● Records shown
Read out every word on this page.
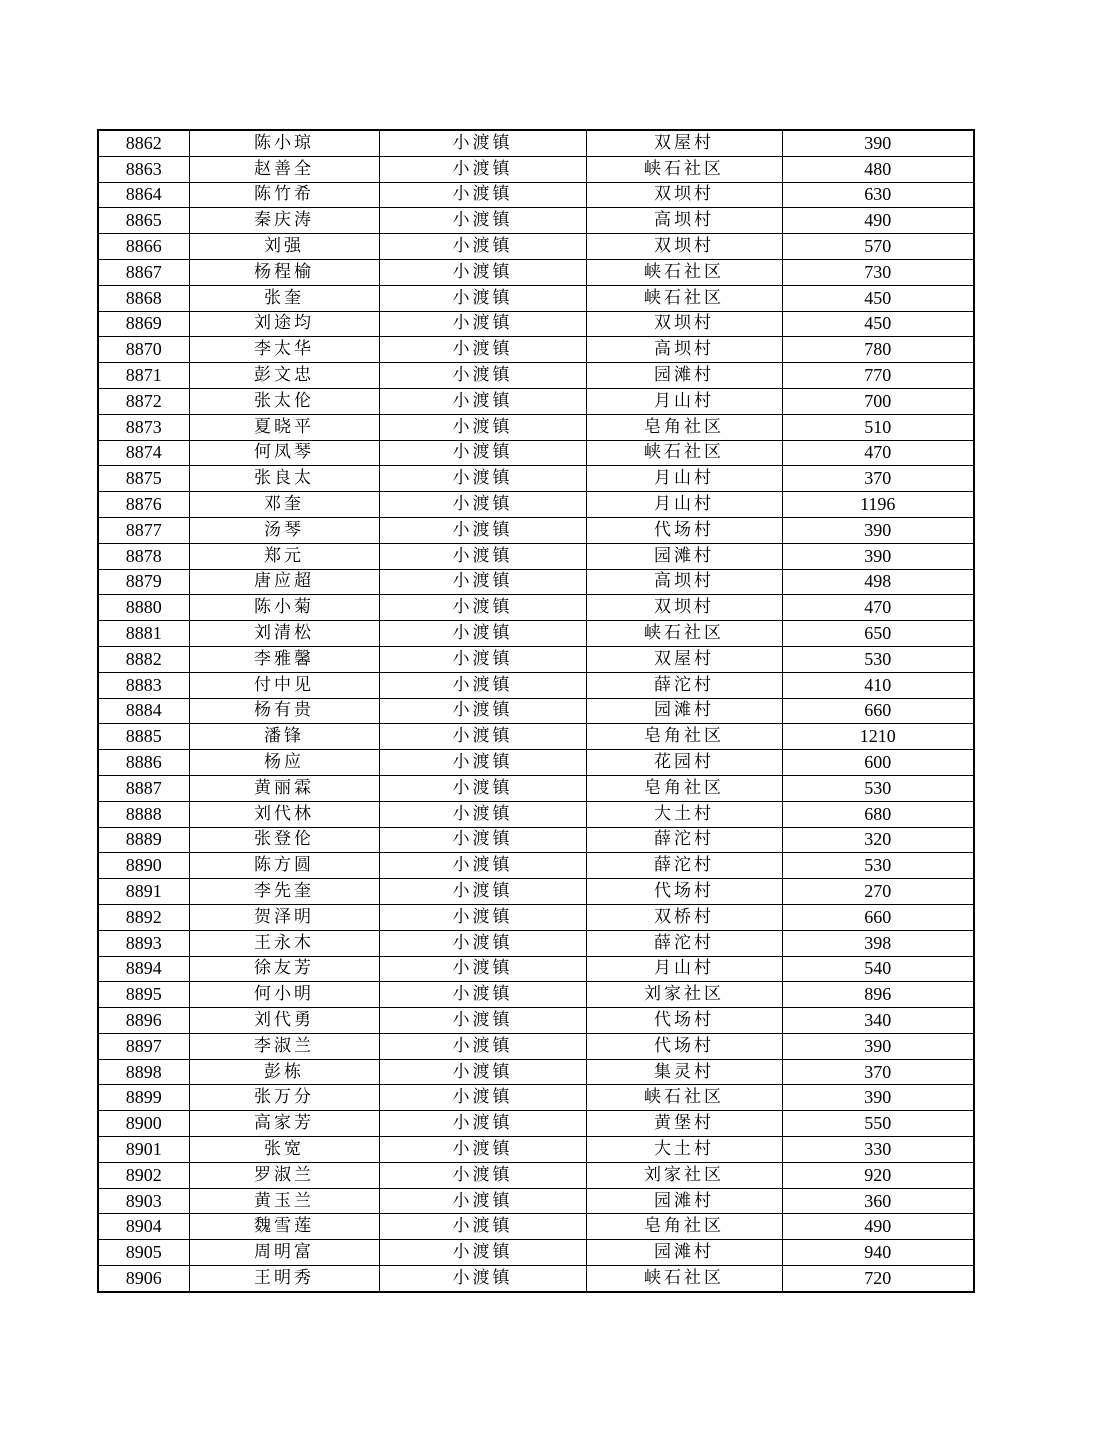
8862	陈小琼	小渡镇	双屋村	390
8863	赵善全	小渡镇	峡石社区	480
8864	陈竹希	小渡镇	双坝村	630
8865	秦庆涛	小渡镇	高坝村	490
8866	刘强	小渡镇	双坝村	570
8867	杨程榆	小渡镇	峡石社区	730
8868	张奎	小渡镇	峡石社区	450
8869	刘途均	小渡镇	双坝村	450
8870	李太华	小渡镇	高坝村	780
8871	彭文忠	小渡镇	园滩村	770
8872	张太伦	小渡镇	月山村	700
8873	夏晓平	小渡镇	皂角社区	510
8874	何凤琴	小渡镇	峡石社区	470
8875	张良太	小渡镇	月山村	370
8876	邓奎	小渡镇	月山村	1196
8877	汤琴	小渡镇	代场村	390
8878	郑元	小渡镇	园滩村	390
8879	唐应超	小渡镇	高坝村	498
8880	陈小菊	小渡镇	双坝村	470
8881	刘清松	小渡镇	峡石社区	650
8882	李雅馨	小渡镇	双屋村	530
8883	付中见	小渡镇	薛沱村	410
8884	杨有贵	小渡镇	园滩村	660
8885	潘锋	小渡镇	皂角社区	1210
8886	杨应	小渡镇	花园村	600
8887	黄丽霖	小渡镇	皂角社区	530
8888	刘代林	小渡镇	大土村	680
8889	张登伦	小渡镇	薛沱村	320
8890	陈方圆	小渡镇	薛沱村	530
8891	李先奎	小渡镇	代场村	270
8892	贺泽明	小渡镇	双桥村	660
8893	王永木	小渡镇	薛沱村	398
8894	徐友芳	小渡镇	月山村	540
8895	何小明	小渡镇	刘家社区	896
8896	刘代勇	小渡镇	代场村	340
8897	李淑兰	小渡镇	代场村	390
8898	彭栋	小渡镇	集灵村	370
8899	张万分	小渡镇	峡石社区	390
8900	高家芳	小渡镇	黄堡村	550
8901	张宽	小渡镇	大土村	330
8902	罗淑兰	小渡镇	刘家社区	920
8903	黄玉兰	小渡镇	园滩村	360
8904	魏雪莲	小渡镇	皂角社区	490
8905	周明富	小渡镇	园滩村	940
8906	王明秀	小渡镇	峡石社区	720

--

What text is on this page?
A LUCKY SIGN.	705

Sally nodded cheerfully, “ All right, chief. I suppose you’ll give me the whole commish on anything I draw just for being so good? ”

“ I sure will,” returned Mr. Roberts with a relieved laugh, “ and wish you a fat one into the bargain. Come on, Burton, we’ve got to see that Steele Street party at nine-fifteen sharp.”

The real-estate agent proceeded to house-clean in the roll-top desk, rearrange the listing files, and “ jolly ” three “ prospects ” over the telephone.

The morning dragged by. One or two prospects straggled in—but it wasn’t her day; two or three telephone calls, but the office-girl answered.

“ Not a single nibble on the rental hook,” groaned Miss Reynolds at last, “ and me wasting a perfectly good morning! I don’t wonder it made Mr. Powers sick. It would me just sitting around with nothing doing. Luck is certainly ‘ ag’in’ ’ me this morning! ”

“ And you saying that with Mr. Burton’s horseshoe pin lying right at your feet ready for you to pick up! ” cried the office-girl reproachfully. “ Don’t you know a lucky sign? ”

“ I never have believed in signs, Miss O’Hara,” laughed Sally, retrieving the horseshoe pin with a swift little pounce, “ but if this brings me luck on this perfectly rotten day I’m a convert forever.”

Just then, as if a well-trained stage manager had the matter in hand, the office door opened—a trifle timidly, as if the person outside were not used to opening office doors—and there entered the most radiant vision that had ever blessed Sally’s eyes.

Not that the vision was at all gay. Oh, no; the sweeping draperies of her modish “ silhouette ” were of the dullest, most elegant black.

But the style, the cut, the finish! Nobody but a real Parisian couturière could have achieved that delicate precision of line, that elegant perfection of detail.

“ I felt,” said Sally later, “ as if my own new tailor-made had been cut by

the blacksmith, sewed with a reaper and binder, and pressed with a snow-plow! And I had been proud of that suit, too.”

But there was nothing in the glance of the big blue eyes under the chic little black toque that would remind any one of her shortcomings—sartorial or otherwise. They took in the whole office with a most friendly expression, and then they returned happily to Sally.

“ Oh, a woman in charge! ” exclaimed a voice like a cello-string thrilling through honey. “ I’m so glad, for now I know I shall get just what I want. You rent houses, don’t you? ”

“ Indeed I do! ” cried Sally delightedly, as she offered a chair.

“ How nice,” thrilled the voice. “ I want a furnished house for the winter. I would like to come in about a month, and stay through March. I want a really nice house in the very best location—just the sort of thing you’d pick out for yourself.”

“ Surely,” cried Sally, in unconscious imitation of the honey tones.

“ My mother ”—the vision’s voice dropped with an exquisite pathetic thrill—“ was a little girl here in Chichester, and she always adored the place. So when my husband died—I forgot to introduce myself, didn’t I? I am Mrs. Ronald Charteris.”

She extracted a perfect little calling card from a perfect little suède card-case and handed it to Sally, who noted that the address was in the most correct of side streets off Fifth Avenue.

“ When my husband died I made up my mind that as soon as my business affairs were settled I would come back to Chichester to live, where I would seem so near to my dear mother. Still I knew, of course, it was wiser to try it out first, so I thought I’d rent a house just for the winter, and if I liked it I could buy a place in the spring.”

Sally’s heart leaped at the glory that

--

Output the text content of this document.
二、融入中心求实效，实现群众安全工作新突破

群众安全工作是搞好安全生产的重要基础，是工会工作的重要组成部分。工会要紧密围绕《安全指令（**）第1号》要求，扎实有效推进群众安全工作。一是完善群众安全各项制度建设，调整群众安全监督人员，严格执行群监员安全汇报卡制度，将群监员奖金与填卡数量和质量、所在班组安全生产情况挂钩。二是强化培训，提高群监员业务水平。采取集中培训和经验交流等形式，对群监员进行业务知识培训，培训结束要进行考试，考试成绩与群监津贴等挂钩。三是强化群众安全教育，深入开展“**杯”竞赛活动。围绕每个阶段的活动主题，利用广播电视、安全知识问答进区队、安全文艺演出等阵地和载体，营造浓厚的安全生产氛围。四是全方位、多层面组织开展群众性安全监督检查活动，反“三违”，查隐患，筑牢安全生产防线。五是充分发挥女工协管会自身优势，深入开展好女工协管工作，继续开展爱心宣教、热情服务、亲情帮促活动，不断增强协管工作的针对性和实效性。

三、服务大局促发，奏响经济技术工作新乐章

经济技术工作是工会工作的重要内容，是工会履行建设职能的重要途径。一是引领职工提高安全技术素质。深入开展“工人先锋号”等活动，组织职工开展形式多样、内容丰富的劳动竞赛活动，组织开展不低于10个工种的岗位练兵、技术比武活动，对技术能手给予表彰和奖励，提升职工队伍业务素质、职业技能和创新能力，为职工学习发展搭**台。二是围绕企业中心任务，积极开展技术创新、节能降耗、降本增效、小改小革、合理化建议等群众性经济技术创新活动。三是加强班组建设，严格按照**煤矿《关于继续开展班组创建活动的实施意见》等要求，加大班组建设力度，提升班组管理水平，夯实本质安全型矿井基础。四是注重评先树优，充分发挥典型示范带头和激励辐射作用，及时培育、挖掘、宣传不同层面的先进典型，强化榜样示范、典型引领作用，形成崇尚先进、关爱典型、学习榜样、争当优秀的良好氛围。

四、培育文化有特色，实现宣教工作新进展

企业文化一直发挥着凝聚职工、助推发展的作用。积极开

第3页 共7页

● Task to carry out
Copy, from the material, each line that holds the string "elegant".

● Answer to the problem
Not that the vision was at all gay. Oh, no; the sweeping draperies of her modish “ silhouette ” were of the dullest, most elegant black.
But the style, the cut, the finish! Nobody but a real Parisian couturière could have achieved that delicate precision of line, that elegant perfection of detail.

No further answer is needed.